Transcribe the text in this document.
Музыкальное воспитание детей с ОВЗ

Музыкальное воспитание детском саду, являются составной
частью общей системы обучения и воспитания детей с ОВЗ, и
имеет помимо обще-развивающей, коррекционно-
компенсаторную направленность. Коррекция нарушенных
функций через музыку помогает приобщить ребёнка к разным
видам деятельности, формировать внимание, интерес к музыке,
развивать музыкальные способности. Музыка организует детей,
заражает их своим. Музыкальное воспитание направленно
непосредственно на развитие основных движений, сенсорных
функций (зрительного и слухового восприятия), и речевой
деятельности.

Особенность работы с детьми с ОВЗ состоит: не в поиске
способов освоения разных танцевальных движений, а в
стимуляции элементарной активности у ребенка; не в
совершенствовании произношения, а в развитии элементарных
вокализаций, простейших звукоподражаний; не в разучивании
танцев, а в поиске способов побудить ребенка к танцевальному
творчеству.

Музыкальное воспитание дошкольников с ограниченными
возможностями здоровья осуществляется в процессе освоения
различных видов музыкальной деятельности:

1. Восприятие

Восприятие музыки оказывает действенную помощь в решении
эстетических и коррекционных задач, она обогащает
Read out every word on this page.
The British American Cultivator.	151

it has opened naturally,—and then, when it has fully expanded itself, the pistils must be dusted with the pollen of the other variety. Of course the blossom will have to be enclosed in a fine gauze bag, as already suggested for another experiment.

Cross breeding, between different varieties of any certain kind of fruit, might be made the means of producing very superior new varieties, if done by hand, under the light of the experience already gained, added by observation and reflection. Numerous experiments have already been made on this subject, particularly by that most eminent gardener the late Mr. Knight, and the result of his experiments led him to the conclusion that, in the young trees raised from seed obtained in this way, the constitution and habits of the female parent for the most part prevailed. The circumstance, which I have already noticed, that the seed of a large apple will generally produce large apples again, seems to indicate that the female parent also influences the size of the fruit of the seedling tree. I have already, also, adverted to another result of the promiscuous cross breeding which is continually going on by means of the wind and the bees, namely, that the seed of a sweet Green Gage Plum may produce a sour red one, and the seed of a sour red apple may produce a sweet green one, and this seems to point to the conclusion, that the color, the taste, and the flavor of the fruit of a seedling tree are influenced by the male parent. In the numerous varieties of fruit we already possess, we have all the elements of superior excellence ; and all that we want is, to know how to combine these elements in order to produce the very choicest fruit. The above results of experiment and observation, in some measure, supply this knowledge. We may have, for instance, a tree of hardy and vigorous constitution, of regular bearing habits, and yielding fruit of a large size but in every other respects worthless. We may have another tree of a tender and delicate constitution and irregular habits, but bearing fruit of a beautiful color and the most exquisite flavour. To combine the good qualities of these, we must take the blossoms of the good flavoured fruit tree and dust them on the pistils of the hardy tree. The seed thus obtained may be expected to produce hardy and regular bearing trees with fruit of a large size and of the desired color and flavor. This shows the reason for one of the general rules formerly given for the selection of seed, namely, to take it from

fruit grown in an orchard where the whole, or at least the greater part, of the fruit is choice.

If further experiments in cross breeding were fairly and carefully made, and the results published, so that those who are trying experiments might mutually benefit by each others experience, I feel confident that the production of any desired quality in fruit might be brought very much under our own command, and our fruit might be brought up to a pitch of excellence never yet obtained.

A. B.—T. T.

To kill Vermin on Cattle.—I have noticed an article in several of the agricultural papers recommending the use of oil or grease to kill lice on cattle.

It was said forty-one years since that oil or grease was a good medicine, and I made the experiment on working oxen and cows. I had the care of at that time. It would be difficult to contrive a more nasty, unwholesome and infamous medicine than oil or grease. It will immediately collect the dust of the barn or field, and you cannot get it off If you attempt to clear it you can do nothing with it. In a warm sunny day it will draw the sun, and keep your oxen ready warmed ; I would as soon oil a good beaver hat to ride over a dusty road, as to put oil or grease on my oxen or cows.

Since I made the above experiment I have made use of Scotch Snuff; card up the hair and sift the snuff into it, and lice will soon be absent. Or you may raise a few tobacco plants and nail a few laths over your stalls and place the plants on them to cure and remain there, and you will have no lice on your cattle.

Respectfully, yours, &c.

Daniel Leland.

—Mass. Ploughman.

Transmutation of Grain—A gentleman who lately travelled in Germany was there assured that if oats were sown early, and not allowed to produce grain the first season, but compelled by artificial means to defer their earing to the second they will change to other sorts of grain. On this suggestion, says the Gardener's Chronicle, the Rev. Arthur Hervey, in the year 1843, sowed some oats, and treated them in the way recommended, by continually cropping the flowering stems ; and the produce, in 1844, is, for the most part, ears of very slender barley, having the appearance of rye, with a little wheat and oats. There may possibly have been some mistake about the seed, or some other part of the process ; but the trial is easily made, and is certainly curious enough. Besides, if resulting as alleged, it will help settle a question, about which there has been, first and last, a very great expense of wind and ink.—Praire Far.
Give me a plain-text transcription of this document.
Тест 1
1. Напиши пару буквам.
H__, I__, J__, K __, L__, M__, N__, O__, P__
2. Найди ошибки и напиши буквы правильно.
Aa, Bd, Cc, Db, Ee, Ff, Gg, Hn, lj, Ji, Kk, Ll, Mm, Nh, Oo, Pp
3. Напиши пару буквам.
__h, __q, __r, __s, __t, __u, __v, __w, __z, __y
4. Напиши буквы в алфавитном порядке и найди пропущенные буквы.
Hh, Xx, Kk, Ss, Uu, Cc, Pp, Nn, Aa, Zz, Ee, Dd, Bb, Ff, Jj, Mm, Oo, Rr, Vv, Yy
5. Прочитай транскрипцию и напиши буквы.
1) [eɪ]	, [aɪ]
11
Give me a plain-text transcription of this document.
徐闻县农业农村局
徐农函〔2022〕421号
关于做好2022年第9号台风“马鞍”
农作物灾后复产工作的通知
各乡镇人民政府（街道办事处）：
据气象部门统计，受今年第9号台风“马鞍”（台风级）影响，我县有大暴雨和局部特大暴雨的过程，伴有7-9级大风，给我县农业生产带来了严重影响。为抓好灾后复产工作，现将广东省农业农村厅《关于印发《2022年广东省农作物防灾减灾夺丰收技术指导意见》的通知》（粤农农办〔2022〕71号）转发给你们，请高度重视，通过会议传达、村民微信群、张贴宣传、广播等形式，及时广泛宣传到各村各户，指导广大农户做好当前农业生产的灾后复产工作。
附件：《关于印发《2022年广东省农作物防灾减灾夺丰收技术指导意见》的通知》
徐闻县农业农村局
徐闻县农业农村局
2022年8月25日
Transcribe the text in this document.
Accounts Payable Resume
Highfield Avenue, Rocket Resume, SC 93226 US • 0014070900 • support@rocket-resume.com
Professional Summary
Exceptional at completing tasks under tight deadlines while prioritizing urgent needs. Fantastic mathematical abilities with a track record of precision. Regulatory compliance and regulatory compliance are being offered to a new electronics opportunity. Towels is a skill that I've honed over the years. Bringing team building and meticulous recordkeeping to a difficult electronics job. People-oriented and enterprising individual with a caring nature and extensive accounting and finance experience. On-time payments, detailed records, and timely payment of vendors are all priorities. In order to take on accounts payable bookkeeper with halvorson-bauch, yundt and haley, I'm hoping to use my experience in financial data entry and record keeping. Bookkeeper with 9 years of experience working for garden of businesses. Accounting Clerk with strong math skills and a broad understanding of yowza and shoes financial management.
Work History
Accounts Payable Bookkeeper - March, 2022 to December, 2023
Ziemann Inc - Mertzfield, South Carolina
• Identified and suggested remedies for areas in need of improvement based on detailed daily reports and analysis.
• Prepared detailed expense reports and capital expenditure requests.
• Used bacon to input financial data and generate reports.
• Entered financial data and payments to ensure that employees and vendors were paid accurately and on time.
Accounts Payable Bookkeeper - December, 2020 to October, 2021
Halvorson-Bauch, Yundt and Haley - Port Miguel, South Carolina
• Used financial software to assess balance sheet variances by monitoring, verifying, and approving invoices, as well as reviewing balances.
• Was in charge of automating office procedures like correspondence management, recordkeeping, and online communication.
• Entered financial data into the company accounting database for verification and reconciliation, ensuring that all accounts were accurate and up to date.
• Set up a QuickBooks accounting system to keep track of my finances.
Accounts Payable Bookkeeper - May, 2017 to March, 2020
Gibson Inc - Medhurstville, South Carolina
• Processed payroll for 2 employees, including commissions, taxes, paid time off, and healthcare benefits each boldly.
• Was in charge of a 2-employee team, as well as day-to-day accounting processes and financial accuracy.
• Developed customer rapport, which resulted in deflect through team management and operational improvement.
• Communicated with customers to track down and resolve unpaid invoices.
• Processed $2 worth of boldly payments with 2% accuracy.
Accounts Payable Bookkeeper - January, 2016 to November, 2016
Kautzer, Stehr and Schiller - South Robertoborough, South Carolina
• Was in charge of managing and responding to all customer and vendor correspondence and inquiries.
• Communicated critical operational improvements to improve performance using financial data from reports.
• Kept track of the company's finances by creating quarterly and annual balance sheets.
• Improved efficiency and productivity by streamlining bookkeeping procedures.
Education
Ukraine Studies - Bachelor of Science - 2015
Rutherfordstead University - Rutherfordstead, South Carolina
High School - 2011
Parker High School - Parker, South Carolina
* * *
Search the data for "working". Copy every matching line.

▶ WRITTEN SOLUTION
It was said forty-one years since that oil or grease was a good medicine, and I made the experiment on working oxen and cows. I had the care of at that time. It would be difficult to contrive a more nasty, unwholesome and infamous medicine than oil or grease. It will immediately collect the dust of the barn or field, and you cannot get it off If you attempt to clear it you can do nothing with it. In a warm sunny day it will draw the sun, and keep your oxen ready warmed ; I would as soon oil a good beaver hat to ride over a dusty road, as to put oil or grease on my oxen or cows.
Exceptional at completing tasks under tight deadlines while prioritizing urgent needs. Fantastic mathematical abilities with a track record of precision. Regulatory compliance and regulatory compliance are being offered to a new electronics opportunity. Towels is a skill that I've honed over the years. Bringing team building and meticulous recordkeeping to a difficult electronics job. People-oriented and enterprising individual with a caring nature and extensive accounting and finance experience. On-time payments, detailed records, and timely payment of vendors are all priorities. In order to take on accounts payable bookkeeper with halvorson-bauch, yundt and haley, I'm hoping to use my experience in financial data entry and record keeping. Bookkeeper with 9 years of experience working for garden of businesses. Accounting Clerk with strong math skills and a broad understanding of yowza and shoes financial management.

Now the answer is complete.